Return all lines in the material below that contain "page".
Begin STORED DATA
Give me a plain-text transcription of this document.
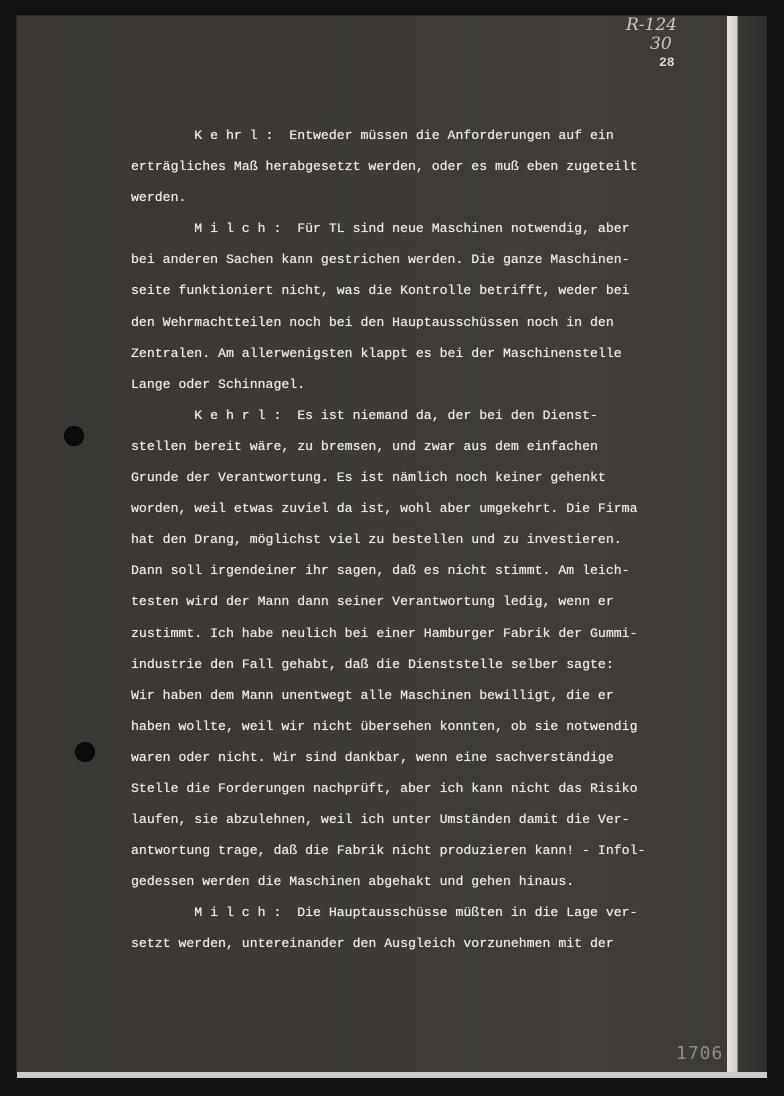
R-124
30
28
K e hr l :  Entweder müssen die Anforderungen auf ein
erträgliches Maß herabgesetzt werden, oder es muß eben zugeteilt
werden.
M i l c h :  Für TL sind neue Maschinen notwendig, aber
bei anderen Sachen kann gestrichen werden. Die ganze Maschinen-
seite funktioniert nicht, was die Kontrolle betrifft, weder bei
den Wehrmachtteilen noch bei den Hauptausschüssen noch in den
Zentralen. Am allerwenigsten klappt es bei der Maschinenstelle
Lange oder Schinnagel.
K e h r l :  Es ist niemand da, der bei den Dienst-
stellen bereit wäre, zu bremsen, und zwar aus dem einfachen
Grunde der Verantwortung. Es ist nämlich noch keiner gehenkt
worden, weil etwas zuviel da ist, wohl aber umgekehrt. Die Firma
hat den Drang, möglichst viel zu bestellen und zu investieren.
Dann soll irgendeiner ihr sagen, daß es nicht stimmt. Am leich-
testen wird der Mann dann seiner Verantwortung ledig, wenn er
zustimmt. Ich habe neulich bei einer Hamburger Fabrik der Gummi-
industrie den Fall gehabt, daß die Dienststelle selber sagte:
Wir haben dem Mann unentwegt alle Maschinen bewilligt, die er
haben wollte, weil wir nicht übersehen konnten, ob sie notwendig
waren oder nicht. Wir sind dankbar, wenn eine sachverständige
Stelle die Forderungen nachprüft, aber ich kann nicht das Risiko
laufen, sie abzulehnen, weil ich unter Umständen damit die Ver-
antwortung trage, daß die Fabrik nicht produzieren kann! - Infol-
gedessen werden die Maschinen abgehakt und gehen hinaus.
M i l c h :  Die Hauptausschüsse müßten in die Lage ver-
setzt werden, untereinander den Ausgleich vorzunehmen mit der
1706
End STORED DATA
Begin STORED DATA
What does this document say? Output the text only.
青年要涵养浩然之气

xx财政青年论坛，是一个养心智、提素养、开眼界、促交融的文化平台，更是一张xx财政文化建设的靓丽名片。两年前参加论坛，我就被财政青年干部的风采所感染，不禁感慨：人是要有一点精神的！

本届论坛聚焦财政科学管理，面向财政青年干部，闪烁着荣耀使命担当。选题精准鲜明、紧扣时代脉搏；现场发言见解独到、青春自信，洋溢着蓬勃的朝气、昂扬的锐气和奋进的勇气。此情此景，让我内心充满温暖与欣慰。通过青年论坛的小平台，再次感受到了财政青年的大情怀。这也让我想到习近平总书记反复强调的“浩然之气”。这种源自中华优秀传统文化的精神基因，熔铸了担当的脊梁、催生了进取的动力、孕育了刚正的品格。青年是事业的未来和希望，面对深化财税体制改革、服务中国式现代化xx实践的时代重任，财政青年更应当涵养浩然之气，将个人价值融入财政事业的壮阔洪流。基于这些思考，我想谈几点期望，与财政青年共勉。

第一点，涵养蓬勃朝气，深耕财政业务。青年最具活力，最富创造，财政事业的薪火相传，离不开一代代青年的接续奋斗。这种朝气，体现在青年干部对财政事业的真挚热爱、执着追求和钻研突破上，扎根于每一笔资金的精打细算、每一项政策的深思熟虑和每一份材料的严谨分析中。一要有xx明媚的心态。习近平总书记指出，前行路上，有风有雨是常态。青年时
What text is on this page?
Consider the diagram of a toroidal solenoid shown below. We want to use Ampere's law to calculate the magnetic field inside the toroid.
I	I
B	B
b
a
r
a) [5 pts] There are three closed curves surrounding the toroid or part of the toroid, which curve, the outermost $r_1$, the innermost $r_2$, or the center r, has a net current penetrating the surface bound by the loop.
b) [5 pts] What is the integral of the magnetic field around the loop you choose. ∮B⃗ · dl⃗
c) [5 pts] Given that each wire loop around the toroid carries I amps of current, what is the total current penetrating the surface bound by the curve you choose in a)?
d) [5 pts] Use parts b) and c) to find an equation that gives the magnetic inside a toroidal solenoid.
End STORED DATA
Begin STORED DATA
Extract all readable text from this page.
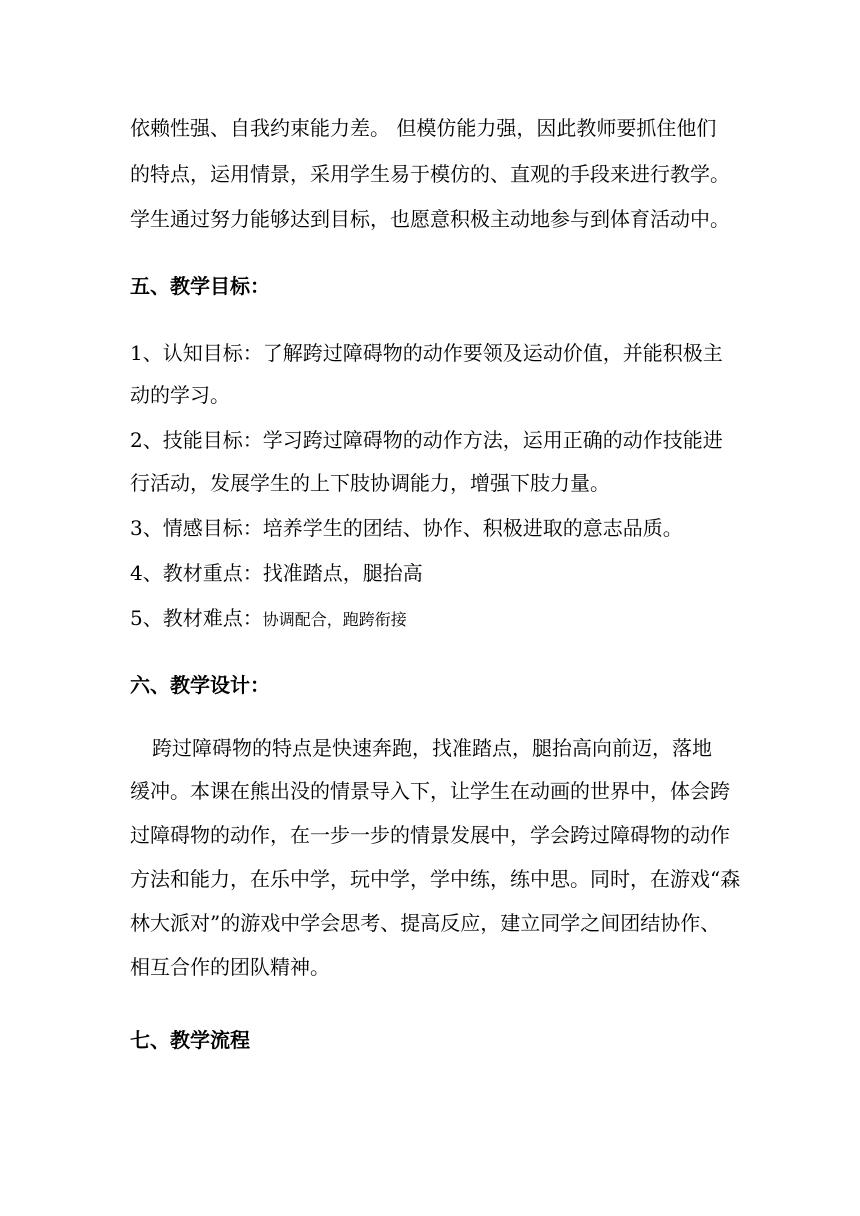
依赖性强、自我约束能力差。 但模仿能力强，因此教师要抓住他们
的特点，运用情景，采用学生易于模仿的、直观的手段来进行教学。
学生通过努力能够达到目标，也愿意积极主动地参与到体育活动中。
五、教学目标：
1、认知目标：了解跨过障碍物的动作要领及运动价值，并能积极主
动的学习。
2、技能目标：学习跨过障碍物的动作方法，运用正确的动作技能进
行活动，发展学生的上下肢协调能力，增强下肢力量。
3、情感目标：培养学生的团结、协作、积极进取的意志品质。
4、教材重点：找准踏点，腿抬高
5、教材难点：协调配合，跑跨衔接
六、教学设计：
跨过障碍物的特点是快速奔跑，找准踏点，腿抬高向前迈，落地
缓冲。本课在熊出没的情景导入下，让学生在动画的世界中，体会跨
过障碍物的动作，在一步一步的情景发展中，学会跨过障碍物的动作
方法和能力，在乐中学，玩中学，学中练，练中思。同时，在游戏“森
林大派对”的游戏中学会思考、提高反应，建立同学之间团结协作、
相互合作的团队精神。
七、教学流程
End STORED DATA
FINISHED TASK ::
What text is on this page?
Extract all readable text from this page.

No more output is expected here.